• [Instructions to follow]
Exactly as given, repeat all of the entries.

• [Provided information]
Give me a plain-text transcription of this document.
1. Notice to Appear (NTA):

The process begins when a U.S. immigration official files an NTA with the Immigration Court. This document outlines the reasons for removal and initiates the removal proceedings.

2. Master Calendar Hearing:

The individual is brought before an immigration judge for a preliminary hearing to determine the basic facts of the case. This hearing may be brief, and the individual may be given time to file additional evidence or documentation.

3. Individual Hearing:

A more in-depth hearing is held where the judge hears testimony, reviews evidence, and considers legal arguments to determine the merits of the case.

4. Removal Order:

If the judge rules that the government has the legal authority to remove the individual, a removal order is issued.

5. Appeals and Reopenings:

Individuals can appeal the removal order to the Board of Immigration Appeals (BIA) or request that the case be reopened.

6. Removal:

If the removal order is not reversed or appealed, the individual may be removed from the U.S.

• [The response]
Give me a plain-text transcription of this document.
1. Notice to Appear (NTA):

The process begins when a U.S. immigration official files an NTA with the Immigration Court. This document outlines the reasons for removal and initiates the removal proceedings.

2. Master Calendar Hearing:

The individual is brought before an immigration judge for a preliminary hearing to determine the basic facts of the case. This hearing may be brief, and the individual may be given time to file additional evidence or documentation.

3. Individual Hearing:

A more in-depth hearing is held where the judge hears testimony, reviews evidence, and considers legal arguments to determine the merits of the case.

4. Removal Order:

If the judge rules that the government has the legal authority to remove the individual, a removal order is issued.

5. Appeals and Reopenings:

Individuals can appeal the removal order to the Board of Immigration Appeals (BIA) or request that the case be reopened.

6. Removal:

If the removal order is not reversed or appealed, the individual may be removed from the U.S.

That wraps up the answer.